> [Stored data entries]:
* start *
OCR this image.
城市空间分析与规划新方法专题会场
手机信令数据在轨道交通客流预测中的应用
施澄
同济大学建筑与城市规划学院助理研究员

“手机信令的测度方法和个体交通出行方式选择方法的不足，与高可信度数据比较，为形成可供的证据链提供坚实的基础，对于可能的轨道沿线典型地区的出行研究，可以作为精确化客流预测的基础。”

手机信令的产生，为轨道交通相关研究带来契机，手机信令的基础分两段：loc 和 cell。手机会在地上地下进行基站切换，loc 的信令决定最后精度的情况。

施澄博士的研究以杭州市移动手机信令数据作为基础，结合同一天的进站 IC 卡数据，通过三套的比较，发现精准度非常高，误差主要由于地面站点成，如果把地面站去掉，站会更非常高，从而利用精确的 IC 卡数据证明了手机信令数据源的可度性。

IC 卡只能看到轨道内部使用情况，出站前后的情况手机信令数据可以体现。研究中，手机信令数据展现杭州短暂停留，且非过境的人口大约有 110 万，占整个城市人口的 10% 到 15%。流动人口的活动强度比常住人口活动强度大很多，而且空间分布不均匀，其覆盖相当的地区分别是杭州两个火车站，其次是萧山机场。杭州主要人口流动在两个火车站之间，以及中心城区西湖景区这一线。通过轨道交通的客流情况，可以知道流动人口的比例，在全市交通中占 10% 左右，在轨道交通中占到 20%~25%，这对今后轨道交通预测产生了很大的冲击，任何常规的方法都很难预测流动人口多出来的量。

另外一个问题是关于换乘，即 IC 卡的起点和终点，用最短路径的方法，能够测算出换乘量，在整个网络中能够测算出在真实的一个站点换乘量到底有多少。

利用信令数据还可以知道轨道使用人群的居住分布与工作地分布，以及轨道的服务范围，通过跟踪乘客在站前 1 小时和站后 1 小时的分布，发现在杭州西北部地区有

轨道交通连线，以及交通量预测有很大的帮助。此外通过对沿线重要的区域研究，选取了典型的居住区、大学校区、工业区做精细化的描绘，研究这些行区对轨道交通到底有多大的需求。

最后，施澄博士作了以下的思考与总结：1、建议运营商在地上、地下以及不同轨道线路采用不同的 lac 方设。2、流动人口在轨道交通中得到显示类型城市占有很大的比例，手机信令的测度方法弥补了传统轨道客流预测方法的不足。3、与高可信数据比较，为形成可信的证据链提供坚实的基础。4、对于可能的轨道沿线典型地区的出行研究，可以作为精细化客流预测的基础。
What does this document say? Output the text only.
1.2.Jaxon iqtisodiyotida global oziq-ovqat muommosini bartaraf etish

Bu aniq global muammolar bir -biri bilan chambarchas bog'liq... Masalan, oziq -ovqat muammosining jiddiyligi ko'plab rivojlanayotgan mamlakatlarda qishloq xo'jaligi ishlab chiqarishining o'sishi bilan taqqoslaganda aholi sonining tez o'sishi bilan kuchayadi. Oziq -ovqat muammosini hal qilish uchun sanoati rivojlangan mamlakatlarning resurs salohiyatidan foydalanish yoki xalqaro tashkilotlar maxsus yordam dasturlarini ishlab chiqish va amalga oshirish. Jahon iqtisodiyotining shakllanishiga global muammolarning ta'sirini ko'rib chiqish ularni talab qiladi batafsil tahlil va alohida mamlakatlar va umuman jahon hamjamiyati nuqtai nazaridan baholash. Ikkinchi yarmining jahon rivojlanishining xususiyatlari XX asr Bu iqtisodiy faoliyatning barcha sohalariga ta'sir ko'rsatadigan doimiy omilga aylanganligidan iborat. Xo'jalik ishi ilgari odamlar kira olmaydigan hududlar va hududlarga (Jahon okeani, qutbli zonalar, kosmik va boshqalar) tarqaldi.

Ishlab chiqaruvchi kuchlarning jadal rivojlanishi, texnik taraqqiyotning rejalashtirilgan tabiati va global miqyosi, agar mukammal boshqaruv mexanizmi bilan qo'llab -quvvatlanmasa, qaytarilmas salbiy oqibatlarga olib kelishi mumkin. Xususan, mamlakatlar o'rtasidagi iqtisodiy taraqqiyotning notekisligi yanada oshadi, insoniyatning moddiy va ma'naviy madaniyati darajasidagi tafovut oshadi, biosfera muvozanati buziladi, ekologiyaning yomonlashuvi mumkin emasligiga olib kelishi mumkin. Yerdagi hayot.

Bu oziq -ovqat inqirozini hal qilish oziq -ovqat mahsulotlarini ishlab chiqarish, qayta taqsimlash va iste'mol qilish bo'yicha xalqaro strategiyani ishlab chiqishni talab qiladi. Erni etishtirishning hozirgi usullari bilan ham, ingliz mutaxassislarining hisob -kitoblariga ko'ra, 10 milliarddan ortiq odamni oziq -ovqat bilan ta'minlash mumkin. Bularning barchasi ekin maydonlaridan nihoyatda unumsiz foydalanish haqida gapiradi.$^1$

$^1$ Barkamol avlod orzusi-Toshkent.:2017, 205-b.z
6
* end *
> [Goal]: Transcribe all entries exactly as they are given.

> [Task solution]:
OCR this image.
城市空间分析与规划新方法专题会场
手机信令数据在轨道交通客流预测中的应用
施澄
同济大学建筑与城市规划学院助理研究员

“手机信令的测度方法和个体交通出行方式选择方法的不足，与高可信度数据比较，为形成可供的证据链提供坚实的基础，对于可能的轨道沿线典型地区的出行研究，可以作为精确化客流预测的基础。”

手机信令的产生，为轨道交通相关研究带来契机，手机信令的基础分两段：loc 和 cell。手机会在地上地下进行基站切换，loc 的信令决定最后精度的情况。

施澄博士的研究以杭州市移动手机信令数据作为基础，结合同一天的进站 IC 卡数据，通过三套的比较，发现精准度非常高，误差主要由于地面站点成，如果把地面站去掉，站会更非常高，从而利用精确的 IC 卡数据证明了手机信令数据源的可度性。

IC 卡只能看到轨道内部使用情况，出站前后的情况手机信令数据可以体现。研究中，手机信令数据展现杭州短暂停留，且非过境的人口大约有 110 万，占整个城市人口的 10% 到 15%。流动人口的活动强度比常住人口活动强度大很多，而且空间分布不均匀，其覆盖相当的地区分别是杭州两个火车站，其次是萧山机场。杭州主要人口流动在两个火车站之间，以及中心城区西湖景区这一线。通过轨道交通的客流情况，可以知道流动人口的比例，在全市交通中占 10% 左右，在轨道交通中占到 20%~25%，这对今后轨道交通预测产生了很大的冲击，任何常规的方法都很难预测流动人口多出来的量。

另外一个问题是关于换乘，即 IC 卡的起点和终点，用最短路径的方法，能够测算出换乘量，在整个网络中能够测算出在真实的一个站点换乘量到底有多少。

利用信令数据还可以知道轨道使用人群的居住分布与工作地分布，以及轨道的服务范围，通过跟踪乘客在站前 1 小时和站后 1 小时的分布，发现在杭州西北部地区有

轨道交通连线，以及交通量预测有很大的帮助。此外通过对沿线重要的区域研究，选取了典型的居住区、大学校区、工业区做精细化的描绘，研究这些行区对轨道交通到底有多大的需求。

最后，施澄博士作了以下的思考与总结：1、建议运营商在地上、地下以及不同轨道线路采用不同的 lac 方设。2、流动人口在轨道交通中得到显示类型城市占有很大的比例，手机信令的测度方法弥补了传统轨道客流预测方法的不足。3、与高可信数据比较，为形成可信的证据链提供坚实的基础。4、对于可能的轨道沿线典型地区的出行研究，可以作为精细化客流预测的基础。
What does this document say? Output the text only.
1.2.Jaxon iqtisodiyotida global oziq-ovqat muommosini bartaraf etish

Bu aniq global muammolar bir -biri bilan chambarchas bog'liq... Masalan, oziq -ovqat muammosining jiddiyligi ko'plab rivojlanayotgan mamlakatlarda qishloq xo'jaligi ishlab chiqarishining o'sishi bilan taqqoslaganda aholi sonining tez o'sishi bilan kuchayadi. Oziq -ovqat muammosini hal qilish uchun sanoati rivojlangan mamlakatlarning resurs salohiyatidan foydalanish yoki xalqaro tashkilotlar maxsus yordam dasturlarini ishlab chiqish va amalga oshirish. Jahon iqtisodiyotining shakllanishiga global muammolarning ta'sirini ko'rib chiqish ularni talab qiladi batafsil tahlil va alohida mamlakatlar va umuman jahon hamjamiyati nuqtai nazaridan baholash. Ikkinchi yarmining jahon rivojlanishining xususiyatlari XX asr Bu iqtisodiy faoliyatning barcha sohalariga ta'sir ko'rsatadigan doimiy omilga aylanganligidan iborat. Xo'jalik ishi ilgari odamlar kira olmaydigan hududlar va hududlarga (Jahon okeani, qutbli zonalar, kosmik va boshqalar) tarqaldi.

Ishlab chiqaruvchi kuchlarning jadal rivojlanishi, texnik taraqqiyotning rejalashtirilgan tabiati va global miqyosi, agar mukammal boshqaruv mexanizmi bilan qo'llab -quvvatlanmasa, qaytarilmas salbiy oqibatlarga olib kelishi mumkin. Xususan, mamlakatlar o'rtasidagi iqtisodiy taraqqiyotning notekisligi yanada oshadi, insoniyatning moddiy va ma'naviy madaniyati darajasidagi tafovut oshadi, biosfera muvozanati buziladi, ekologiyaning yomonlashuvi mumkin emasligiga olib kelishi mumkin. Yerdagi hayot.

Bu oziq -ovqat inqirozini hal qilish oziq -ovqat mahsulotlarini ishlab chiqarish, qayta taqsimlash va iste'mol qilish bo'yicha xalqaro strategiyani ishlab chiqishni talab qiladi. Erni etishtirishning hozirgi usullari bilan ham, ingliz mutaxassislarining hisob -kitoblariga ko'ra, 10 milliarddan ortiq odamni oziq -ovqat bilan ta'minlash mumkin. Bularning barchasi ekin maydonlaridan nihoyatda unumsiz foydalanish haqida gapiradi.$^1$

$^1$ Barkamol avlod orzusi-Toshkent.:2017, 205-b.z
6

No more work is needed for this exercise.